▶ EXERCISE AIM: Scan the data below for the string "spread". Copy every line where it appears.
═════ EXERCISE MATERIAL
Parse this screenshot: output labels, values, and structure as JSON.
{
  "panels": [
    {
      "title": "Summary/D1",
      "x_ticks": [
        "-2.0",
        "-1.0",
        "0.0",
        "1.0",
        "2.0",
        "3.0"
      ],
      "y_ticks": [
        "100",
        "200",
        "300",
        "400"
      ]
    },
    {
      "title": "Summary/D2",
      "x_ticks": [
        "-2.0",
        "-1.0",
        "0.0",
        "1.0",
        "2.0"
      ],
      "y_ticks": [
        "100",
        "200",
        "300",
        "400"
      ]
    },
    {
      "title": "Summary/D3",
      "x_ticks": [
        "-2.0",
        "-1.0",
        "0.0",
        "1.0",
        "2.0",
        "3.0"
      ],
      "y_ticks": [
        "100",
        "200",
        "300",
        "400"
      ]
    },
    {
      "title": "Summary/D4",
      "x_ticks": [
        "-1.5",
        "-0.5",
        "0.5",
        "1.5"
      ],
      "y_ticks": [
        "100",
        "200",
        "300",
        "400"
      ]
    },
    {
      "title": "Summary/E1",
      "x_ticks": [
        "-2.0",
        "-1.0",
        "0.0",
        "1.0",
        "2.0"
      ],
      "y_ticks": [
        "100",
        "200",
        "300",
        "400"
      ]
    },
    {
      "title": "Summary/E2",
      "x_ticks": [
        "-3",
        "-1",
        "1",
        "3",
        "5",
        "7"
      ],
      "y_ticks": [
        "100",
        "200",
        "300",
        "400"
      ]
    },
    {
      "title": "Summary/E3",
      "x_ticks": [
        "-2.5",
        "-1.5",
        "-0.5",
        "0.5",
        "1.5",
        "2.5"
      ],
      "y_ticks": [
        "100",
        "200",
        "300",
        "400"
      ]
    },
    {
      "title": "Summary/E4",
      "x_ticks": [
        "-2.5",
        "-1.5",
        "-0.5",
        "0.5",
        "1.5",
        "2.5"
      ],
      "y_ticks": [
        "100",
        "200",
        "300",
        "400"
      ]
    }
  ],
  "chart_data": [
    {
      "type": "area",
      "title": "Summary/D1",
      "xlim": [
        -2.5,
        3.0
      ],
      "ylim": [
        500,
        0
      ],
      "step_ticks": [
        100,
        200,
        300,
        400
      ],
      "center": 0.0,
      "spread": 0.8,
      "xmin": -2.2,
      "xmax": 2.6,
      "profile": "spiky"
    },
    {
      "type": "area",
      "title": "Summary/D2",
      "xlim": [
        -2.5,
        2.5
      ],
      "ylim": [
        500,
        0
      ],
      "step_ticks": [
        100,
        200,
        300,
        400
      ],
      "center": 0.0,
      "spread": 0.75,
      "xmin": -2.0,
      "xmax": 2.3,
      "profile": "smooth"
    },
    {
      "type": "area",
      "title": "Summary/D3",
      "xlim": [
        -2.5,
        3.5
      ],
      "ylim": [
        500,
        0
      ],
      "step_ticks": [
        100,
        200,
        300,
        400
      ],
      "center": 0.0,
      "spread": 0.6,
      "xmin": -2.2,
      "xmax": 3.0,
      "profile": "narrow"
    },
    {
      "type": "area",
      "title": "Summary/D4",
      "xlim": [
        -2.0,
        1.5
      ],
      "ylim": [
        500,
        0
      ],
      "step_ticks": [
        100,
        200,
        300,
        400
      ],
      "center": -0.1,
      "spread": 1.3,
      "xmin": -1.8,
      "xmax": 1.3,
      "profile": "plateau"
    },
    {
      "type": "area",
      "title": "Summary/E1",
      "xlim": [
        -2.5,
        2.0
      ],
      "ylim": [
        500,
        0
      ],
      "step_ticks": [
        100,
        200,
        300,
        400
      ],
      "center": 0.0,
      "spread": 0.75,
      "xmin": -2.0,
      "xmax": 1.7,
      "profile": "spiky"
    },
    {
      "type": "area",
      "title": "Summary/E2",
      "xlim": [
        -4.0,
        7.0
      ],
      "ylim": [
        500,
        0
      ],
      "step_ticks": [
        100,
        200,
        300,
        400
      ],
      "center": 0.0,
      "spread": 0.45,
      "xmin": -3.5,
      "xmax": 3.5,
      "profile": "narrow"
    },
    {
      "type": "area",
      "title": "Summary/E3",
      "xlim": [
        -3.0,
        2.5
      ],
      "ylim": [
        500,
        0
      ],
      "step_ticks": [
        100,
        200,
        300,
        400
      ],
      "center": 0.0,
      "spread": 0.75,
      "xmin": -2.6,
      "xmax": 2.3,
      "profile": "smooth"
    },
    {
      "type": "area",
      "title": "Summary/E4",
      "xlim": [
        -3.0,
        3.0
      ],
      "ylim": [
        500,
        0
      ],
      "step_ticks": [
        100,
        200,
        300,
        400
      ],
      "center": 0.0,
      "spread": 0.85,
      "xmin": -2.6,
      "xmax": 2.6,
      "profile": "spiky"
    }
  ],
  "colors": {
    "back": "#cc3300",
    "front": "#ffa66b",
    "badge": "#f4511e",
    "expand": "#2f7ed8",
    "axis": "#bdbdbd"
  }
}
══════════
▶ SOLUTION TO THIS TASK:
      "spread": 0.8,
      "spread": 0.75,
      "spread": 0.6,
      "spread": 1.3,
      "spread": 0.75,
      "spread": 0.45,
      "spread": 0.75,
      "spread": 0.85,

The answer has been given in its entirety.